[Data records]
* * *

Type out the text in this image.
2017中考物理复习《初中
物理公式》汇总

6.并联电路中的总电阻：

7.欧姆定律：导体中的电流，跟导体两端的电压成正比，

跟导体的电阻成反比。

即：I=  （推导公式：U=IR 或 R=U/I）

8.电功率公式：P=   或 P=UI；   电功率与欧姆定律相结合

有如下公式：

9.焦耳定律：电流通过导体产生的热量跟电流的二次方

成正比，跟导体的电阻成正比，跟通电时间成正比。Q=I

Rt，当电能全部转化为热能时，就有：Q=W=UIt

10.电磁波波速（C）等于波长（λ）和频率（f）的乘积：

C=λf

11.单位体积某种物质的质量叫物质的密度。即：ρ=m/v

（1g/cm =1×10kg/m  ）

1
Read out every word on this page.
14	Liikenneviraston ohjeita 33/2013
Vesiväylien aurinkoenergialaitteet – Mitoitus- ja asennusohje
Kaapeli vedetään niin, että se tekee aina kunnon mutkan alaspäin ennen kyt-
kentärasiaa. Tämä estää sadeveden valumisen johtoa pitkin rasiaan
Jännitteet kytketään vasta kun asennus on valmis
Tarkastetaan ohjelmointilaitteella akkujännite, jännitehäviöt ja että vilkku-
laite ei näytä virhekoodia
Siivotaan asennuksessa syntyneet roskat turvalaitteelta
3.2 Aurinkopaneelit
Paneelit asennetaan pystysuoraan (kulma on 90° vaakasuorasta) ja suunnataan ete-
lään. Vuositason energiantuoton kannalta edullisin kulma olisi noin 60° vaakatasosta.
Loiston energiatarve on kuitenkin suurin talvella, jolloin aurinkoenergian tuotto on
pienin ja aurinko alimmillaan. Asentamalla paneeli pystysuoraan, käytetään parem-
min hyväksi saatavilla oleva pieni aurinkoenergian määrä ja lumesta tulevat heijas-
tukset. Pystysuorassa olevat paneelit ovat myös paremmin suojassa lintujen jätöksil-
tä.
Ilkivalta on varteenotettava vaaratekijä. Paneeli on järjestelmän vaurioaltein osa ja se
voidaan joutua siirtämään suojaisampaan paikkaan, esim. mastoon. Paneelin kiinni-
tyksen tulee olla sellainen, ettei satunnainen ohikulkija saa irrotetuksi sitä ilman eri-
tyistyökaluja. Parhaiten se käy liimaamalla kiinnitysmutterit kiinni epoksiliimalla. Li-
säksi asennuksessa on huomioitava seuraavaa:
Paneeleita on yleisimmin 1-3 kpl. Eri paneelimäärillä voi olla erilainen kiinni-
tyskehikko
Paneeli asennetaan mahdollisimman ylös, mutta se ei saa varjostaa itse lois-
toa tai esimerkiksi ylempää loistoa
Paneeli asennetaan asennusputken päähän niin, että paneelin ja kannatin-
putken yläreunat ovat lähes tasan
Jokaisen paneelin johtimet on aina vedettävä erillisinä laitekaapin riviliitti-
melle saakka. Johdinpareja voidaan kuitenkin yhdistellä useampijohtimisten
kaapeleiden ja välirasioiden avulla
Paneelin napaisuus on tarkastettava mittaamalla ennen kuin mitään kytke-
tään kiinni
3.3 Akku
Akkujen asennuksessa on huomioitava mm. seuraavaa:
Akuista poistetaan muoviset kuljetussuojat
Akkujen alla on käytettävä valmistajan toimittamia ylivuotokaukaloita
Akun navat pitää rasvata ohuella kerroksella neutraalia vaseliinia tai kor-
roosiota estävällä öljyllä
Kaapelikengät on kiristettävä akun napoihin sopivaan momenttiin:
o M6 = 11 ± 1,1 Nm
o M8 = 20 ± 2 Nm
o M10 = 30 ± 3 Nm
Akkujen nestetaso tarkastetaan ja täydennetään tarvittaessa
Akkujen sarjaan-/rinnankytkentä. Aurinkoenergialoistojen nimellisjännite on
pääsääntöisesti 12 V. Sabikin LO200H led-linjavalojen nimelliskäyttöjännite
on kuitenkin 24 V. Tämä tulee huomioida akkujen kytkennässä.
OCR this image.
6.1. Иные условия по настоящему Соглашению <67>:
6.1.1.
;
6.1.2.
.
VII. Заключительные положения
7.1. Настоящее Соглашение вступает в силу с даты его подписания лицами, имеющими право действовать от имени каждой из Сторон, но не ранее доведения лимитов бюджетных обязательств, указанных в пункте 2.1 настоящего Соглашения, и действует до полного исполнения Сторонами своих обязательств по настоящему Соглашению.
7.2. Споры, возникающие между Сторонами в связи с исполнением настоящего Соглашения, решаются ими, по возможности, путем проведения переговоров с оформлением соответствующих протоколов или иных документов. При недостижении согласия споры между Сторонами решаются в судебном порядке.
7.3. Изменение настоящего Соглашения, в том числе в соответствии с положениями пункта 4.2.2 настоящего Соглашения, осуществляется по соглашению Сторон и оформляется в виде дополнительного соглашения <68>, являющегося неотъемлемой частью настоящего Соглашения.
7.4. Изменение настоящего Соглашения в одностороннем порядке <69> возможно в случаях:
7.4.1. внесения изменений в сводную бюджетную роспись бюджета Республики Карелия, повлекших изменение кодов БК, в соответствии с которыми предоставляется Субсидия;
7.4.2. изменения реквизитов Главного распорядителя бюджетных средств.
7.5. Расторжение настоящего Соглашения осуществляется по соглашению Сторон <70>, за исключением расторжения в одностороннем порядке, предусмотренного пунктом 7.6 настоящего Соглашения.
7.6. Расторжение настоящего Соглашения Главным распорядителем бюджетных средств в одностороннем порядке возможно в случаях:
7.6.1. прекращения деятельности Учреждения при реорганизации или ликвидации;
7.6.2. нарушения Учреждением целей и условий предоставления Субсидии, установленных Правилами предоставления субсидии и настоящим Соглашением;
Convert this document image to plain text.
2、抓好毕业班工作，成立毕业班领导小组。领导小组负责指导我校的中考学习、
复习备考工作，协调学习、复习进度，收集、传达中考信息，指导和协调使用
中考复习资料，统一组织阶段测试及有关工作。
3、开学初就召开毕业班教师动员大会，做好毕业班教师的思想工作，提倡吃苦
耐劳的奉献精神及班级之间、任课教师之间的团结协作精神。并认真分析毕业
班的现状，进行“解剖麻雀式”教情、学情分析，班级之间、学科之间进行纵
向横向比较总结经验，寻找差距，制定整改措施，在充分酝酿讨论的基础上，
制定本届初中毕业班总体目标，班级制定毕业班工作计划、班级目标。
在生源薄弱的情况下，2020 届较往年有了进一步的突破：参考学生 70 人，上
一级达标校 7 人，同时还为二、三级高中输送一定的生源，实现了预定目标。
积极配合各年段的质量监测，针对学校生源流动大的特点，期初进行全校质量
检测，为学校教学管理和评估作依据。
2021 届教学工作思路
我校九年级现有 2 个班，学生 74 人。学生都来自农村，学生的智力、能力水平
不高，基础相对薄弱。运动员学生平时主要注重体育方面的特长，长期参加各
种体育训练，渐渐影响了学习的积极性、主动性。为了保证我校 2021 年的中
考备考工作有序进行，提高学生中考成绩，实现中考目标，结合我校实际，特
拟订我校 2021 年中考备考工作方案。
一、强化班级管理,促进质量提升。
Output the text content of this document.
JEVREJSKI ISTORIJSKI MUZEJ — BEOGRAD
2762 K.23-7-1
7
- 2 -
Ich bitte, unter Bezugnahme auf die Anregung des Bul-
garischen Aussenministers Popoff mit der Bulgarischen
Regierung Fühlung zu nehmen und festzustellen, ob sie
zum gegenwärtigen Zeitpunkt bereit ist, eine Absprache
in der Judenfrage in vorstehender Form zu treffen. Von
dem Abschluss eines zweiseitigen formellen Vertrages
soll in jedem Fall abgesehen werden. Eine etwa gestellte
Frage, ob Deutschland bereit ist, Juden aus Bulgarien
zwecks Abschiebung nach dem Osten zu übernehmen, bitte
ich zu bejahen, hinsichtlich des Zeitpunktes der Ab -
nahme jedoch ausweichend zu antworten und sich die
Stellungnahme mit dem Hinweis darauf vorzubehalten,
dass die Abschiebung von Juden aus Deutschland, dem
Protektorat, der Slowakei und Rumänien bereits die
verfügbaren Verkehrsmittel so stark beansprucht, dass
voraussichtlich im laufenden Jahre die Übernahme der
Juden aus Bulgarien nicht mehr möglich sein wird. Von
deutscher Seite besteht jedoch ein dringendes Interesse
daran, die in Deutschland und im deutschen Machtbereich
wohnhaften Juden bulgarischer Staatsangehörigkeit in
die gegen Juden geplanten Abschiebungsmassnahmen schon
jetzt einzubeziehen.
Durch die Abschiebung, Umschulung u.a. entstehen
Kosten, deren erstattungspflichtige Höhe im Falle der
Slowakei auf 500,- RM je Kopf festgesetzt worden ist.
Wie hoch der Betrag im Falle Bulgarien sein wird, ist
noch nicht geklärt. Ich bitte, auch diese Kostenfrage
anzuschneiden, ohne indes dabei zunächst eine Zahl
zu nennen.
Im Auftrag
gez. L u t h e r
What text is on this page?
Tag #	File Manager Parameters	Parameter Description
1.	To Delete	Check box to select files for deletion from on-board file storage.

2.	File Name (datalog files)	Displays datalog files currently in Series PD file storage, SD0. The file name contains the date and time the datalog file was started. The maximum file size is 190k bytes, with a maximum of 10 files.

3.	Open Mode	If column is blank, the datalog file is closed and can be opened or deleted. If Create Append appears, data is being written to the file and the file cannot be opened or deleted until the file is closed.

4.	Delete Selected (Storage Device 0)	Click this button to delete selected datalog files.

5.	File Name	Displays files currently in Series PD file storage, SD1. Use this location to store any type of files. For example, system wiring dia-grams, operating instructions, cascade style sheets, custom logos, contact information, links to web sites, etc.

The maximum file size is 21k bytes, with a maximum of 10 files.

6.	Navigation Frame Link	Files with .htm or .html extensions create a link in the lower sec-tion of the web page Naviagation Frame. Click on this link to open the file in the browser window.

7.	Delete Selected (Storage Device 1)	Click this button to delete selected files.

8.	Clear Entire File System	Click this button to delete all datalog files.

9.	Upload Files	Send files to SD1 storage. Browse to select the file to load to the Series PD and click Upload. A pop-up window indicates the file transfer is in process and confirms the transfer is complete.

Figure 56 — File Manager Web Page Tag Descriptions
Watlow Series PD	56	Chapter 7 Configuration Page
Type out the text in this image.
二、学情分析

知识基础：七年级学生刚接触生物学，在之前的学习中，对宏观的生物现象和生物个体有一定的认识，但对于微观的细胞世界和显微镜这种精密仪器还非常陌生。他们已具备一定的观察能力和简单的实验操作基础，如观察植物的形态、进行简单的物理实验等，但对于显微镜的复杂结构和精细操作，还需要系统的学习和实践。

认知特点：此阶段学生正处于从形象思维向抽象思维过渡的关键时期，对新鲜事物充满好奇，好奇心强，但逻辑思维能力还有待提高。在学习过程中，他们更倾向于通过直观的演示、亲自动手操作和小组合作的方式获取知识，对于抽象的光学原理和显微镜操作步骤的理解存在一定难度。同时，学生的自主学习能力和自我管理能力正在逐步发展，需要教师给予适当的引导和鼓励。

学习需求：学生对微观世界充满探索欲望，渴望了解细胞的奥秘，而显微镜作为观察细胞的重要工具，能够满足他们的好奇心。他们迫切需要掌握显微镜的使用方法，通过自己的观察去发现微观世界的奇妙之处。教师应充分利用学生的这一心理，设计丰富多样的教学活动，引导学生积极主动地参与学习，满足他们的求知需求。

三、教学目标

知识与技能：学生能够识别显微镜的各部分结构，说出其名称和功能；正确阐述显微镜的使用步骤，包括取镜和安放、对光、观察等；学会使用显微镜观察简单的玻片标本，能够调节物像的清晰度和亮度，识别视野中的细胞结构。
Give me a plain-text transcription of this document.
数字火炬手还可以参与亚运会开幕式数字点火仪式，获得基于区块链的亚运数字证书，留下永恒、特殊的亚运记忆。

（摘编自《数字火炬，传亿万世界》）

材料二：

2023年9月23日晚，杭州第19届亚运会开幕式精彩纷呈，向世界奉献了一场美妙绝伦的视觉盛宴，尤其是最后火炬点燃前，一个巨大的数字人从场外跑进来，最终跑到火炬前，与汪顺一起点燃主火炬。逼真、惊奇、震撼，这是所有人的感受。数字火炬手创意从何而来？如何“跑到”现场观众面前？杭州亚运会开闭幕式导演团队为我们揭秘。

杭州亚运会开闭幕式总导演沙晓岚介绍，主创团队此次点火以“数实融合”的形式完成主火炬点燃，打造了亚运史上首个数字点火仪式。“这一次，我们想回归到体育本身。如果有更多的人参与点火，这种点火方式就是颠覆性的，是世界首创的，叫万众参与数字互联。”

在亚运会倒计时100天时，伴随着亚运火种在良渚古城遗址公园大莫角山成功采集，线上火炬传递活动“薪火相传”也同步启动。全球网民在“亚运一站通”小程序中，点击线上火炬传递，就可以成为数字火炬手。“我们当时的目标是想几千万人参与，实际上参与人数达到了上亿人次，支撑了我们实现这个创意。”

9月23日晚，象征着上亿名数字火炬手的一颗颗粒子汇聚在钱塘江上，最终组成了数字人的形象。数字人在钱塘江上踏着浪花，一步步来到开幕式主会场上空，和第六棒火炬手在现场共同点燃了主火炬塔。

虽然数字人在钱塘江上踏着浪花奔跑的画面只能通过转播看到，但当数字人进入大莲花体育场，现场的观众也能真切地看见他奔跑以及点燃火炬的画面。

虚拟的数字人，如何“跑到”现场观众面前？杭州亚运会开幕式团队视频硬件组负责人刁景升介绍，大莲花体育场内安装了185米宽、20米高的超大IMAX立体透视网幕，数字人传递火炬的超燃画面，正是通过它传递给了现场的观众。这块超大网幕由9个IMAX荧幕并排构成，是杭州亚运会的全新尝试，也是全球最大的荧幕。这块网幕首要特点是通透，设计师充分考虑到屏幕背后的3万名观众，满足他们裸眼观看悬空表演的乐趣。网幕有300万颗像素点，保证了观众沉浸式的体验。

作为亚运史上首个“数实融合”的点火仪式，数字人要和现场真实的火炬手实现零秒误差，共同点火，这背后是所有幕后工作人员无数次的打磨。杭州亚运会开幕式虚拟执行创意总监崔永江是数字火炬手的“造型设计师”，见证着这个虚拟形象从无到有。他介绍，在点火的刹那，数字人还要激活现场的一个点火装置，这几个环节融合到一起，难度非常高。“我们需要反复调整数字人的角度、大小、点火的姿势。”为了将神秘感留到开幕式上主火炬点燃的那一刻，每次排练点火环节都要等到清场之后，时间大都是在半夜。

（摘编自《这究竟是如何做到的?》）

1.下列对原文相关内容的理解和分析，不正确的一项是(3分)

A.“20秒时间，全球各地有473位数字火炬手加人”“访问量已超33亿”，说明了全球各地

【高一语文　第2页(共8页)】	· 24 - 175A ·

* * *

THE TASK:
Exactly reproduce the lines that run from the line with "Give me a plain-text" through the last line of the records, inclusive.

WORKED SOLUTION:
Give me a plain-text transcription of this document.
数字火炬手还可以参与亚运会开幕式数字点火仪式，获得基于区块链的亚运数字证书，留下永恒、特殊的亚运记忆。

（摘编自《数字火炬，传亿万世界》）

材料二：

2023年9月23日晚，杭州第19届亚运会开幕式精彩纷呈，向世界奉献了一场美妙绝伦的视觉盛宴，尤其是最后火炬点燃前，一个巨大的数字人从场外跑进来，最终跑到火炬前，与汪顺一起点燃主火炬。逼真、惊奇、震撼，这是所有人的感受。数字火炬手创意从何而来？如何“跑到”现场观众面前？杭州亚运会开闭幕式导演团队为我们揭秘。

杭州亚运会开闭幕式总导演沙晓岚介绍，主创团队此次点火以“数实融合”的形式完成主火炬点燃，打造了亚运史上首个数字点火仪式。“这一次，我们想回归到体育本身。如果有更多的人参与点火，这种点火方式就是颠覆性的，是世界首创的，叫万众参与数字互联。”

在亚运会倒计时100天时，伴随着亚运火种在良渚古城遗址公园大莫角山成功采集，线上火炬传递活动“薪火相传”也同步启动。全球网民在“亚运一站通”小程序中，点击线上火炬传递，就可以成为数字火炬手。“我们当时的目标是想几千万人参与，实际上参与人数达到了上亿人次，支撑了我们实现这个创意。”

9月23日晚，象征着上亿名数字火炬手的一颗颗粒子汇聚在钱塘江上，最终组成了数字人的形象。数字人在钱塘江上踏着浪花，一步步来到开幕式主会场上空，和第六棒火炬手在现场共同点燃了主火炬塔。

虽然数字人在钱塘江上踏着浪花奔跑的画面只能通过转播看到，但当数字人进入大莲花体育场，现场的观众也能真切地看见他奔跑以及点燃火炬的画面。

虚拟的数字人，如何“跑到”现场观众面前？杭州亚运会开幕式团队视频硬件组负责人刁景升介绍，大莲花体育场内安装了185米宽、20米高的超大IMAX立体透视网幕，数字人传递火炬的超燃画面，正是通过它传递给了现场的观众。这块超大网幕由9个IMAX荧幕并排构成，是杭州亚运会的全新尝试，也是全球最大的荧幕。这块网幕首要特点是通透，设计师充分考虑到屏幕背后的3万名观众，满足他们裸眼观看悬空表演的乐趣。网幕有300万颗像素点，保证了观众沉浸式的体验。

作为亚运史上首个“数实融合”的点火仪式，数字人要和现场真实的火炬手实现零秒误差，共同点火，这背后是所有幕后工作人员无数次的打磨。杭州亚运会开幕式虚拟执行创意总监崔永江是数字火炬手的“造型设计师”，见证着这个虚拟形象从无到有。他介绍，在点火的刹那，数字人还要激活现场的一个点火装置，这几个环节融合到一起，难度非常高。“我们需要反复调整数字人的角度、大小、点火的姿势。”为了将神秘感留到开幕式上主火炬点燃的那一刻，每次排练点火环节都要等到清场之后，时间大都是在半夜。

（摘编自《这究竟是如何做到的?》）

1.下列对原文相关内容的理解和分析，不正确的一项是(3分)

A.“20秒时间，全球各地有473位数字火炬手加人”“访问量已超33亿”，说明了全球各地

【高一语文　第2页(共8页)】	· 24 - 175A ·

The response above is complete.